====== Input records
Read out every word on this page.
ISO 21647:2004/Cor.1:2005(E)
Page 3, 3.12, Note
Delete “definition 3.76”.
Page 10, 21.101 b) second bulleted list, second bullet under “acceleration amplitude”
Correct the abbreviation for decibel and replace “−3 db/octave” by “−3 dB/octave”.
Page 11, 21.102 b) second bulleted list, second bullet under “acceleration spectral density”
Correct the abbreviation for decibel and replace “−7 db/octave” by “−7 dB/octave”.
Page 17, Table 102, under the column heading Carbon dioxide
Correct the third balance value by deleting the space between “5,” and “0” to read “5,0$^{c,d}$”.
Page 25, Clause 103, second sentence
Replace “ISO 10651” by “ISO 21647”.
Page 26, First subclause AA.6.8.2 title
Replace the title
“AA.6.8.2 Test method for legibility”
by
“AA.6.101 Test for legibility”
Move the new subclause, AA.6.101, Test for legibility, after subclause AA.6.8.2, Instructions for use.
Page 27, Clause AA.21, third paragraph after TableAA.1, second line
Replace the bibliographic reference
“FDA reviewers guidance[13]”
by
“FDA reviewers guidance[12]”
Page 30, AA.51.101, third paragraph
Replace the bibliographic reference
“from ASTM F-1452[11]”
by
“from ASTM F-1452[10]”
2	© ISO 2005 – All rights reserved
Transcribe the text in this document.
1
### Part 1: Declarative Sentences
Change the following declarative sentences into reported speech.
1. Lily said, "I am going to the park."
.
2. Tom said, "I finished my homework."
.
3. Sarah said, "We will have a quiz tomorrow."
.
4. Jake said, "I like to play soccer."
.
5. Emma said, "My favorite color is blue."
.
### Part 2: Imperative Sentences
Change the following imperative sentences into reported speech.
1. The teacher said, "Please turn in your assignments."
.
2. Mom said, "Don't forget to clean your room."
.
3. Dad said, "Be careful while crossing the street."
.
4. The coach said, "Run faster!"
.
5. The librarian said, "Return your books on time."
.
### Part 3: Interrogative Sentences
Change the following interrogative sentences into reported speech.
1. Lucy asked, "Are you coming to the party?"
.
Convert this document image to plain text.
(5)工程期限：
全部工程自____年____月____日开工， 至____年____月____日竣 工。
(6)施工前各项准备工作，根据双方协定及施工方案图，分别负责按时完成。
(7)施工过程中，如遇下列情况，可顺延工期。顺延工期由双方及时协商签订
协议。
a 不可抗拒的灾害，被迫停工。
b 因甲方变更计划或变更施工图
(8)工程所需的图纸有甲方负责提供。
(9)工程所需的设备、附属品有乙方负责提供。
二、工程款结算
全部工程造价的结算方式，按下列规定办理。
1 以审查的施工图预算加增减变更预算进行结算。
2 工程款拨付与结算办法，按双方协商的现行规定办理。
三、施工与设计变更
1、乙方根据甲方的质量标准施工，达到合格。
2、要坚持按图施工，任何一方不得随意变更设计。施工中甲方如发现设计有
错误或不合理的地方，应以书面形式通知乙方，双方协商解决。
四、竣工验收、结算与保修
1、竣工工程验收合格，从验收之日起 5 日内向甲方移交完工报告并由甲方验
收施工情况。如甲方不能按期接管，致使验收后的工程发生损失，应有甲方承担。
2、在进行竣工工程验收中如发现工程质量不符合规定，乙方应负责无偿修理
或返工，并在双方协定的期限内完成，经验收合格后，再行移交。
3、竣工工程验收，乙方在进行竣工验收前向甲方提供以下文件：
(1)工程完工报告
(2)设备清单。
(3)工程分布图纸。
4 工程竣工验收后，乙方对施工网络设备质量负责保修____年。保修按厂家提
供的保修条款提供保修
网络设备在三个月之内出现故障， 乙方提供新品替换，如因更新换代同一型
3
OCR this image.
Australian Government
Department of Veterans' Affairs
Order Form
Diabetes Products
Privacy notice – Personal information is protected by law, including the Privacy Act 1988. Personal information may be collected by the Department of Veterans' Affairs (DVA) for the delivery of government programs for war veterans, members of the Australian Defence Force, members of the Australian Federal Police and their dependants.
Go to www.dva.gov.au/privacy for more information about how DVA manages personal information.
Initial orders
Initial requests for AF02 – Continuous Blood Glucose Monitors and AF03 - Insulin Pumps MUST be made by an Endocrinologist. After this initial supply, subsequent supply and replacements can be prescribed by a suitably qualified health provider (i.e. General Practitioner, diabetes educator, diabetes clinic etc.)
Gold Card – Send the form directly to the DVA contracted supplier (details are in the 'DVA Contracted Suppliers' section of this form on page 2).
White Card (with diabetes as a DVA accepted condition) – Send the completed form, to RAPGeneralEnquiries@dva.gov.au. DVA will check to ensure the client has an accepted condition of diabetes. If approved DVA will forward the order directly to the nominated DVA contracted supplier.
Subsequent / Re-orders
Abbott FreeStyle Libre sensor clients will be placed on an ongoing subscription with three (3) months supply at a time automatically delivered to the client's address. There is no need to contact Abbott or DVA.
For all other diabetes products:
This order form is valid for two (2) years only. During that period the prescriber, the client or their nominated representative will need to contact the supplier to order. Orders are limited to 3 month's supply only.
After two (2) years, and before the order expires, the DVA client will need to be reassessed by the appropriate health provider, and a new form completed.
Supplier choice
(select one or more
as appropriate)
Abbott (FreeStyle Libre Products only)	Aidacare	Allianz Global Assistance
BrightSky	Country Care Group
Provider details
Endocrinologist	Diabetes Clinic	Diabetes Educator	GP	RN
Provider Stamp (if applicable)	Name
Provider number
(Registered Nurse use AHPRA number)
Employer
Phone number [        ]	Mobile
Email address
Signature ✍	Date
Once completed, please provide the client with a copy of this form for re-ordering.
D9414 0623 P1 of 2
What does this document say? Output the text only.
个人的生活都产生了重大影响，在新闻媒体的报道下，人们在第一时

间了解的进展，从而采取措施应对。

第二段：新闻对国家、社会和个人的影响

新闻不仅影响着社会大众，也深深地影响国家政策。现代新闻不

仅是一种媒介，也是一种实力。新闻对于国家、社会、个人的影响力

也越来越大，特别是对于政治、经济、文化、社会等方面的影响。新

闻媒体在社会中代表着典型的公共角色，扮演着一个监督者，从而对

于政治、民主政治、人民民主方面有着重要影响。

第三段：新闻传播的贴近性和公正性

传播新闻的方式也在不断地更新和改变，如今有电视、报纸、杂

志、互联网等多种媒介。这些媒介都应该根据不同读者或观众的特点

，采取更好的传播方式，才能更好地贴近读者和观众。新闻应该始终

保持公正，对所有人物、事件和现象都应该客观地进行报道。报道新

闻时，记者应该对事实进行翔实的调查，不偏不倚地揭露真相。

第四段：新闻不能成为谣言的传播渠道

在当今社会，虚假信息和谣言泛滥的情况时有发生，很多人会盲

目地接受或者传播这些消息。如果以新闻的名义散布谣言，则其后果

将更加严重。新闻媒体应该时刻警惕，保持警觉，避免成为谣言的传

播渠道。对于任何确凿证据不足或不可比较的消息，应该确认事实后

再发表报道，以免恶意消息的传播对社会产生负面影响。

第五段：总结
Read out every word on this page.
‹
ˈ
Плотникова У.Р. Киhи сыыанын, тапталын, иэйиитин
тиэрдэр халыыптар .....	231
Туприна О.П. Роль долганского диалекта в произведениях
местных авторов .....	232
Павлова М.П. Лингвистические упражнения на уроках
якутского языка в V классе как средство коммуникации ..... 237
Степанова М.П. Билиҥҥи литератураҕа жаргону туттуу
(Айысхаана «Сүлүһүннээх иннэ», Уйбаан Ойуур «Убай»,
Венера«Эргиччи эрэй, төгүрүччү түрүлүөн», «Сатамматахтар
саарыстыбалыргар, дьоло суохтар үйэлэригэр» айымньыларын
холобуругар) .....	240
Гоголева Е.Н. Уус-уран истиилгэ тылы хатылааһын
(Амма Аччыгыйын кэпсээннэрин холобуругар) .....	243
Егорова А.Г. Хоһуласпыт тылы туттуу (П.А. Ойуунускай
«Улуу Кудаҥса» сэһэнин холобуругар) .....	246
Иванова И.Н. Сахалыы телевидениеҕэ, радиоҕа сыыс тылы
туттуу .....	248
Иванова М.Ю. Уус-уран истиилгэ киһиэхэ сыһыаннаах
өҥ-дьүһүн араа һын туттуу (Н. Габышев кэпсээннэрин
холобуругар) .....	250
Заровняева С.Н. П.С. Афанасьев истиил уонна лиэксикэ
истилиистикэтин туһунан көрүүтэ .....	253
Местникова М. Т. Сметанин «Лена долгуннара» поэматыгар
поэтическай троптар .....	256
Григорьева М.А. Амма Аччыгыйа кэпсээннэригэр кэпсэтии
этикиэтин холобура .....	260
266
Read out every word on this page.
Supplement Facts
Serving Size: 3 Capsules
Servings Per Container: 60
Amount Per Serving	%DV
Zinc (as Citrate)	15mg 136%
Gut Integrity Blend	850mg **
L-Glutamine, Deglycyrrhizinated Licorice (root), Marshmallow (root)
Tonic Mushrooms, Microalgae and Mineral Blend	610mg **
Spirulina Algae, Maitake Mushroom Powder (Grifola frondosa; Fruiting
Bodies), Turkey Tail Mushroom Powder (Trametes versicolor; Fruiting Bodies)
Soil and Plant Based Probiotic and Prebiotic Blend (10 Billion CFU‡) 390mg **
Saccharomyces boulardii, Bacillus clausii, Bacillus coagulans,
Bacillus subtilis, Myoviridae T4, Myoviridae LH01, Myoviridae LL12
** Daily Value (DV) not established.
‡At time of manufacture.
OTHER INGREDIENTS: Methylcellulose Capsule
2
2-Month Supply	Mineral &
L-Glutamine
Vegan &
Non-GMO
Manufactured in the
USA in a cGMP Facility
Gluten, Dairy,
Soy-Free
============
* [Objective]
Filter the records down to the lines that contain the string "Bacillus", and copy those lines.

* [Task result]
Saccharomyces boulardii, Bacillus clausii, Bacillus coagulans,
Bacillus subtilis, Myoviridae T4, Myoviridae LH01, Myoviridae LL12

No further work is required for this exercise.